### TASK OBJECTIVE
Pictures appear in the records below; write out everything else exactly.

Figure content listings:
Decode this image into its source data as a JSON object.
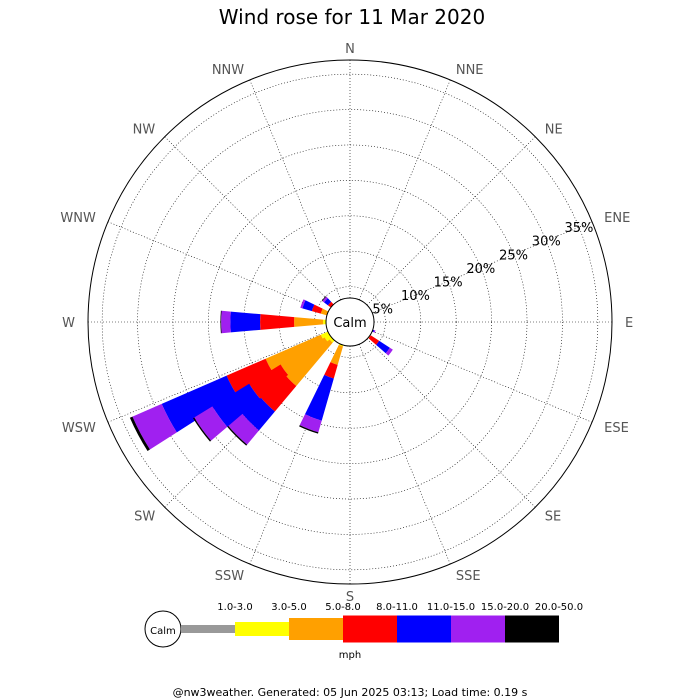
{
  "chart_data": {
    "type": "wind-rose",
    "title": "Wind rose for 11 Mar 2020",
    "directions": [
      "N",
      "NNE",
      "NE",
      "ENE",
      "E",
      "ESE",
      "SE",
      "SSE",
      "S",
      "SSW",
      "SW",
      "WSW",
      "W",
      "WNW",
      "NW",
      "NNW"
    ],
    "ring_labels": [
      "5%",
      "10%",
      "15%",
      "20%",
      "25%",
      "30%",
      "35%"
    ],
    "ring_values": [
      5,
      10,
      15,
      20,
      25,
      30,
      35
    ],
    "rmax": 37,
    "calm_label": "Calm",
    "unit": "mph",
    "speed_bins": [
      {
        "label": "1.0-3.0",
        "color": "#999999"
      },
      {
        "label": "3.0-5.0",
        "color": "#ffff00"
      },
      {
        "label": "5.0-8.0",
        "color": "#ffa000"
      },
      {
        "label": "8.0-11.0",
        "color": "#ff0000"
      },
      {
        "label": "11.0-15.0",
        "color": "#0000ff"
      },
      {
        "label": "15.0-20.0",
        "color": "#a020f0"
      },
      {
        "label": "20.0-50.0",
        "color": "#000000"
      }
    ],
    "series": [
      {
        "direction": "SSE",
        "cumulative": [
          2.0,
          2.6,
          3.0,
          3.4,
          3.6,
          3.8,
          3.8
        ]
      },
      {
        "direction": "S",
        "cumulative": [
          2.0,
          3.0,
          3.5,
          4.9,
          6.7,
          7.2,
          7.2
        ]
      },
      {
        "direction": "SSW",
        "cumulative": [
          2.0,
          3.6,
          6.3,
          8.3,
          14.5,
          16.2,
          16.4
        ]
      },
      {
        "direction": "SW",
        "cumulative": [
          2.0,
          3.8,
          11.8,
          16.5,
          20.0,
          22.6,
          22.8
        ]
      },
      {
        "direction": "WSW",
        "cumulative": [
          2.0,
          4.5,
          13.0,
          19.0,
          29.0,
          33.5,
          33.9
        ]
      },
      {
        "direction": "WSW2",
        "cumulative": [
          2.0,
          4.2,
          11.5,
          16.7,
          22.8,
          25.8,
          26.0
        ]
      },
      {
        "direction": "W",
        "cumulative": [
          2.0,
          3.8,
          7.9,
          12.7,
          16.9,
          18.2,
          18.3
        ]
      },
      {
        "direction": "WNW2",
        "cumulative": [
          2.0,
          3.0,
          4.3,
          5.6,
          7.0,
          7.3,
          7.3
        ]
      },
      {
        "direction": "NW",
        "cumulative": [
          2.0,
          2.6,
          3.3,
          3.9,
          4.6,
          4.9,
          5.0
        ]
      }
    ]
  },
  "footer": "@nw3weather. Generated: 05 Jun 2025 03:13; Load time: 0.19 s"
}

### FULL OUTPUT
Decode this image into its source data as a JSON object.
{
  "chart_data": {
    "type": "wind-rose",
    "title": "Wind rose for 11 Mar 2020",
    "directions": [
      "N",
      "NNE",
      "NE",
      "ENE",
      "E",
      "ESE",
      "SE",
      "SSE",
      "S",
      "SSW",
      "SW",
      "WSW",
      "W",
      "WNW",
      "NW",
      "NNW"
    ],
    "ring_labels": [
      "5%",
      "10%",
      "15%",
      "20%",
      "25%",
      "30%",
      "35%"
    ],
    "ring_values": [
      5,
      10,
      15,
      20,
      25,
      30,
      35
    ],
    "rmax": 37,
    "calm_label": "Calm",
    "unit": "mph",
    "speed_bins": [
      {
        "label": "1.0-3.0",
        "color": "#999999"
      },
      {
        "label": "3.0-5.0",
        "color": "#ffff00"
      },
      {
        "label": "5.0-8.0",
        "color": "#ffa000"
      },
      {
        "label": "8.0-11.0",
        "color": "#ff0000"
      },
      {
        "label": "11.0-15.0",
        "color": "#0000ff"
      },
      {
        "label": "15.0-20.0",
        "color": "#a020f0"
      },
      {
        "label": "20.0-50.0",
        "color": "#000000"
      }
    ],
    "series": [
      {
        "direction": "SSE",
        "cumulative": [
          2.0,
          2.6,
          3.0,
          3.4,
          3.6,
          3.8,
          3.8
        ]
      },
      {
        "direction": "S",
        "cumulative": [
          2.0,
          3.0,
          3.5,
          4.9,
          6.7,
          7.2,
          7.2
        ]
      },
      {
        "direction": "SSW",
        "cumulative": [
          2.0,
          3.6,
          6.3,
          8.3,
          14.5,
          16.2,
          16.4
        ]
      },
      {
        "direction": "SW",
        "cumulative": [
          2.0,
          3.8,
          11.8,
          16.5,
          20.0,
          22.6,
          22.8
        ]
      },
      {
        "direction": "WSW",
        "cumulative": [
          2.0,
          4.5,
          13.0,
          19.0,
          29.0,
          33.5,
          33.9
        ]
      },
      {
        "direction": "WSW2",
        "cumulative": [
          2.0,
          4.2,
          11.5,
          16.7,
          22.8,
          25.8,
          26.0
        ]
      },
      {
        "direction": "W",
        "cumulative": [
          2.0,
          3.8,
          7.9,
          12.7,
          16.9,
          18.2,
          18.3
        ]
      },
      {
        "direction": "WNW2",
        "cumulative": [
          2.0,
          3.0,
          4.3,
          5.6,
          7.0,
          7.3,
          7.3
        ]
      },
      {
        "direction": "NW",
        "cumulative": [
          2.0,
          2.6,
          3.3,
          3.9,
          4.6,
          4.9,
          5.0
        ]
      }
    ]
  },
  "footer": "@nw3weather. Generated: 05 Jun 2025 03:13; Load time: 0.19 s"
}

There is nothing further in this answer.